Saved entries.
┌────────
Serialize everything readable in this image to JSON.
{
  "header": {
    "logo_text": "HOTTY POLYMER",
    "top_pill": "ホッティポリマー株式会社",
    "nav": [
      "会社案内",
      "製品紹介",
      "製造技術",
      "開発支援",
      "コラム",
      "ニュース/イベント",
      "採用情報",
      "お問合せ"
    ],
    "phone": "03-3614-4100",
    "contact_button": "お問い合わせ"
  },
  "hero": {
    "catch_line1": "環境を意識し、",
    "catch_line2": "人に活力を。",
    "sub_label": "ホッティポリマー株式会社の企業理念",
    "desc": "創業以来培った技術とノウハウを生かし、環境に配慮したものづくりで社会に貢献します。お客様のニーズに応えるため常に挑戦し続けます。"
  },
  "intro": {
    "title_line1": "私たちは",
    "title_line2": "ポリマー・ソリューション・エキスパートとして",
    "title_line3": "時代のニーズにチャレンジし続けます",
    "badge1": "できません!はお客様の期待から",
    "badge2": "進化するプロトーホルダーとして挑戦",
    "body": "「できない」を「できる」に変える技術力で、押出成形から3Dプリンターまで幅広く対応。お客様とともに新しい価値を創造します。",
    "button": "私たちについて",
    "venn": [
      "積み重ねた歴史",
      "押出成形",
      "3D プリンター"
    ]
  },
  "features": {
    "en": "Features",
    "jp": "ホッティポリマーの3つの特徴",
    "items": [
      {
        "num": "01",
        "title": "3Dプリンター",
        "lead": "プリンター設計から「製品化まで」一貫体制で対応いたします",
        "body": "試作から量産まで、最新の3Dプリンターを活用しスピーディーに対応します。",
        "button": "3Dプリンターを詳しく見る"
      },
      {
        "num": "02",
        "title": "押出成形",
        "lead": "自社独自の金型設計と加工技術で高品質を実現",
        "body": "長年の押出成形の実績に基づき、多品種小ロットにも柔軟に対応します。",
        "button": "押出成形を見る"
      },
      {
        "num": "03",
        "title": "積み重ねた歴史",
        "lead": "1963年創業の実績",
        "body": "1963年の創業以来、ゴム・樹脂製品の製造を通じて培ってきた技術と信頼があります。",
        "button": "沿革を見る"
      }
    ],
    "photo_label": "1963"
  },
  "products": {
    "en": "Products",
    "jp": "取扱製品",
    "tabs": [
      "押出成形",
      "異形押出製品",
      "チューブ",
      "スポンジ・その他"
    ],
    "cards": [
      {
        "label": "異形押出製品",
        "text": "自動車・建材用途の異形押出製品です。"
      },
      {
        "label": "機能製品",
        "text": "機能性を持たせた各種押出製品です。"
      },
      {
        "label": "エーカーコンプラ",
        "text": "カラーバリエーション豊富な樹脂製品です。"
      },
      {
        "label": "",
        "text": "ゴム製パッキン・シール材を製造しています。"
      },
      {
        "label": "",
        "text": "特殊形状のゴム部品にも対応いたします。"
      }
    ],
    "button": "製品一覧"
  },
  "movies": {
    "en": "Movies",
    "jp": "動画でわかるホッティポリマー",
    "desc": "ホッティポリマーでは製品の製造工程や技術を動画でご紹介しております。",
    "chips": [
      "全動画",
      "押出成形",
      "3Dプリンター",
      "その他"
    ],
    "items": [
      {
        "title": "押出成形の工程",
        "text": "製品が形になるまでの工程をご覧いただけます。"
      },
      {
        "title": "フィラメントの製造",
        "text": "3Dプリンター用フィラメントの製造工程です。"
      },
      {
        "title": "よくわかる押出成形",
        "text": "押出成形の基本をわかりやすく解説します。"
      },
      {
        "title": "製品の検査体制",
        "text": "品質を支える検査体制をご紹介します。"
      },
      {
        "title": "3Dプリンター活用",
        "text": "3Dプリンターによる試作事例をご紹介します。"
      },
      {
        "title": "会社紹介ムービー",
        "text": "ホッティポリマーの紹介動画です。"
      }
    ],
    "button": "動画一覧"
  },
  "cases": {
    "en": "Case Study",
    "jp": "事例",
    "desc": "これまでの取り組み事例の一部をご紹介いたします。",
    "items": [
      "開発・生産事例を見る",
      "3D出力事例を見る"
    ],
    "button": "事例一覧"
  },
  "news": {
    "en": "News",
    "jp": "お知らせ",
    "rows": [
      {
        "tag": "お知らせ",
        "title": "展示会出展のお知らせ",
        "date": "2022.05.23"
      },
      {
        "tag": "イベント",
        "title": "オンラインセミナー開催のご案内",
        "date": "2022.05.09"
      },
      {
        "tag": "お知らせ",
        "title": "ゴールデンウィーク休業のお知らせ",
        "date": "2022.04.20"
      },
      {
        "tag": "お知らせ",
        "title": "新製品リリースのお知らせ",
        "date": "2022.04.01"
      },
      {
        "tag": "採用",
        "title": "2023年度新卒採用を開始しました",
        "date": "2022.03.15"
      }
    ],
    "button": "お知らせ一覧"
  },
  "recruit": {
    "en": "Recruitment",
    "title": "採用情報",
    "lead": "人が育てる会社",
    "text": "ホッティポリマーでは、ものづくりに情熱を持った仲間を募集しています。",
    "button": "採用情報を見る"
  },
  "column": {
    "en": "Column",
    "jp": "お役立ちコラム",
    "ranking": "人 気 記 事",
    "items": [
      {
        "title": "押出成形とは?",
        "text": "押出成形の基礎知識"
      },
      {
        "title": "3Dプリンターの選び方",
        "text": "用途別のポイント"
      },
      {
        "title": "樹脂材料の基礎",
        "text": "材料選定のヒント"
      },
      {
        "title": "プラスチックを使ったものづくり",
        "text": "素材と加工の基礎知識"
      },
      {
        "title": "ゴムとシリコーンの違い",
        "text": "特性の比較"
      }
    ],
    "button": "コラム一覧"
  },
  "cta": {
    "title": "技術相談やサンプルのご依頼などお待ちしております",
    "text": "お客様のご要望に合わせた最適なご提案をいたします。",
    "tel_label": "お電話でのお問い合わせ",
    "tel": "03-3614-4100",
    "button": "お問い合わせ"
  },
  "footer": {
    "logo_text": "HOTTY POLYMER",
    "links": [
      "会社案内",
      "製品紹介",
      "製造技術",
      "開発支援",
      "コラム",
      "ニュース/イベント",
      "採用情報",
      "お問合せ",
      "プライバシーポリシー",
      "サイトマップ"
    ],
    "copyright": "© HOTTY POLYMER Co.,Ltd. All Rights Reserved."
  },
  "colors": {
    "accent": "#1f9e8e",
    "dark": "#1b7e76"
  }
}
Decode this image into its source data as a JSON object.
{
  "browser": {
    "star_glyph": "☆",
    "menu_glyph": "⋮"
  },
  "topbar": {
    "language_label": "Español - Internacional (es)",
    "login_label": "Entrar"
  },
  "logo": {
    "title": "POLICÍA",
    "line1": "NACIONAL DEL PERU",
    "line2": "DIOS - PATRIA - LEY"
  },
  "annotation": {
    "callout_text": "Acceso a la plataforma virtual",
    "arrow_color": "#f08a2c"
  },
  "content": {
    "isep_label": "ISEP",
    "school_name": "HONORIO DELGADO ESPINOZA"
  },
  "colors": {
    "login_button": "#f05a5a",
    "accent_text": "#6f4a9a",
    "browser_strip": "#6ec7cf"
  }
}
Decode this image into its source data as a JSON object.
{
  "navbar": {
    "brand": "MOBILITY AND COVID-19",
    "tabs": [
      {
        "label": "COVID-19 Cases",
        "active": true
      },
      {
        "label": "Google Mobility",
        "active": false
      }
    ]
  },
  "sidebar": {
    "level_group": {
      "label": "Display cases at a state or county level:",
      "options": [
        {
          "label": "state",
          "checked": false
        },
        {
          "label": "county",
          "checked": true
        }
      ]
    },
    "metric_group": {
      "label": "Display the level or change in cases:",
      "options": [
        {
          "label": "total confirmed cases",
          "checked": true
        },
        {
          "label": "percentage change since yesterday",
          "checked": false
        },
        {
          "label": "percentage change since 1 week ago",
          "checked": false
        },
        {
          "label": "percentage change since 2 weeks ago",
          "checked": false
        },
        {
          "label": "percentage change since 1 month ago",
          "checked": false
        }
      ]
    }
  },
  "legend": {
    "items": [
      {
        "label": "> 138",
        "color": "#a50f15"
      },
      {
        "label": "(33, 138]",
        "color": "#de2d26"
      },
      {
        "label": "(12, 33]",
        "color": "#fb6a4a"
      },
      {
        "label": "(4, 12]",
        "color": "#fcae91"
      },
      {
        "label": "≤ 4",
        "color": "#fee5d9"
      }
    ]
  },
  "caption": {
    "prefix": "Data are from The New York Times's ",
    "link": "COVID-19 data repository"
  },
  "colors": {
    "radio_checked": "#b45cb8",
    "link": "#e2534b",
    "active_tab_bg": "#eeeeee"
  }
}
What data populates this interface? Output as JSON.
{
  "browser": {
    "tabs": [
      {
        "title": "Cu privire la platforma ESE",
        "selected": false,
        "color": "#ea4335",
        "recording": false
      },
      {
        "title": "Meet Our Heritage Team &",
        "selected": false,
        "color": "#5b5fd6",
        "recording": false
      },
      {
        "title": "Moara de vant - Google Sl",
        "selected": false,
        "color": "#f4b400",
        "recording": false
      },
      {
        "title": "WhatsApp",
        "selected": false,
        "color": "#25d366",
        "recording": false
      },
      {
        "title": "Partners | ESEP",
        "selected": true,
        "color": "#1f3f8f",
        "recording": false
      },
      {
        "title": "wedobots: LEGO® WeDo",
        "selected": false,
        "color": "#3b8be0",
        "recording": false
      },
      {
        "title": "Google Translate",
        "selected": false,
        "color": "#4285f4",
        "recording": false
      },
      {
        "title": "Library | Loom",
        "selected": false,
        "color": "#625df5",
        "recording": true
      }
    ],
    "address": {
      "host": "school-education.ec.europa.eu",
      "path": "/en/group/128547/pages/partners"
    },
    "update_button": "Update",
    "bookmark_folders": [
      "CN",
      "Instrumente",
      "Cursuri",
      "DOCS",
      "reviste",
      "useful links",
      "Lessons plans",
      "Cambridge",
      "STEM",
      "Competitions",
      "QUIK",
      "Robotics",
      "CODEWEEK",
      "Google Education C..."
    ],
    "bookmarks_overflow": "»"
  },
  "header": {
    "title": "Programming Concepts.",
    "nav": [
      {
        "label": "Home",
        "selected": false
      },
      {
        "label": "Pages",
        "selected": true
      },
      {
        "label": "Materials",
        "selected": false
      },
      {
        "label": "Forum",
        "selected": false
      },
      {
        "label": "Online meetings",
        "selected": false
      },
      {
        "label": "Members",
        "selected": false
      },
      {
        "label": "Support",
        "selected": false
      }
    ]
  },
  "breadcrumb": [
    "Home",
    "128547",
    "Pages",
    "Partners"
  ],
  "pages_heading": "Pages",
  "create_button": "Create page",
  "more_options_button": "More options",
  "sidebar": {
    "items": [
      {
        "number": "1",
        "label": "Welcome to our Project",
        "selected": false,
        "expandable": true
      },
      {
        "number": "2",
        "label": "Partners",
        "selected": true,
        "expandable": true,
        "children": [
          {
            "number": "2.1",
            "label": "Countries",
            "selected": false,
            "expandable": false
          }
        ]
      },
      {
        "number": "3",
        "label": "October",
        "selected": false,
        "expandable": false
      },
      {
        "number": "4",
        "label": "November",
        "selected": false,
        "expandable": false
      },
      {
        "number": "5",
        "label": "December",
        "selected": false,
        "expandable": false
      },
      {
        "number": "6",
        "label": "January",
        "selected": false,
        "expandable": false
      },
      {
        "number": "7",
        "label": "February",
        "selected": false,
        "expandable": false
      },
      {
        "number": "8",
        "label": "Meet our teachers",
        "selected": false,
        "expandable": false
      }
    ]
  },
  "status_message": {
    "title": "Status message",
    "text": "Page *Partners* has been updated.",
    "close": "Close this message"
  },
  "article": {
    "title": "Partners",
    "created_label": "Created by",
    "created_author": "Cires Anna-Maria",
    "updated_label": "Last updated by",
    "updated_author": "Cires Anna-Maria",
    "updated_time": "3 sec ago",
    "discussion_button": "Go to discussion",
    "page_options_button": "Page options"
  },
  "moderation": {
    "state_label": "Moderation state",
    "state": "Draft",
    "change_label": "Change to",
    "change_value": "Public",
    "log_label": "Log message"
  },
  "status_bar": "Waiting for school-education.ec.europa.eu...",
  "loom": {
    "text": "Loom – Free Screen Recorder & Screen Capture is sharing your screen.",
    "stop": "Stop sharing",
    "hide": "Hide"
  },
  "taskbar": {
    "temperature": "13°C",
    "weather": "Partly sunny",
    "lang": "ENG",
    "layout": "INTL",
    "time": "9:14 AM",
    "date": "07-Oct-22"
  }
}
└────────
Exercise prompt. Copy each line holding the word "number" from the listing above.

Exercise response.
        "number": "1",
        "number": "2",
            "number": "2.1",
        "number": "3",
        "number": "4",
        "number": "5",
        "number": "6",
        "number": "7",
        "number": "8",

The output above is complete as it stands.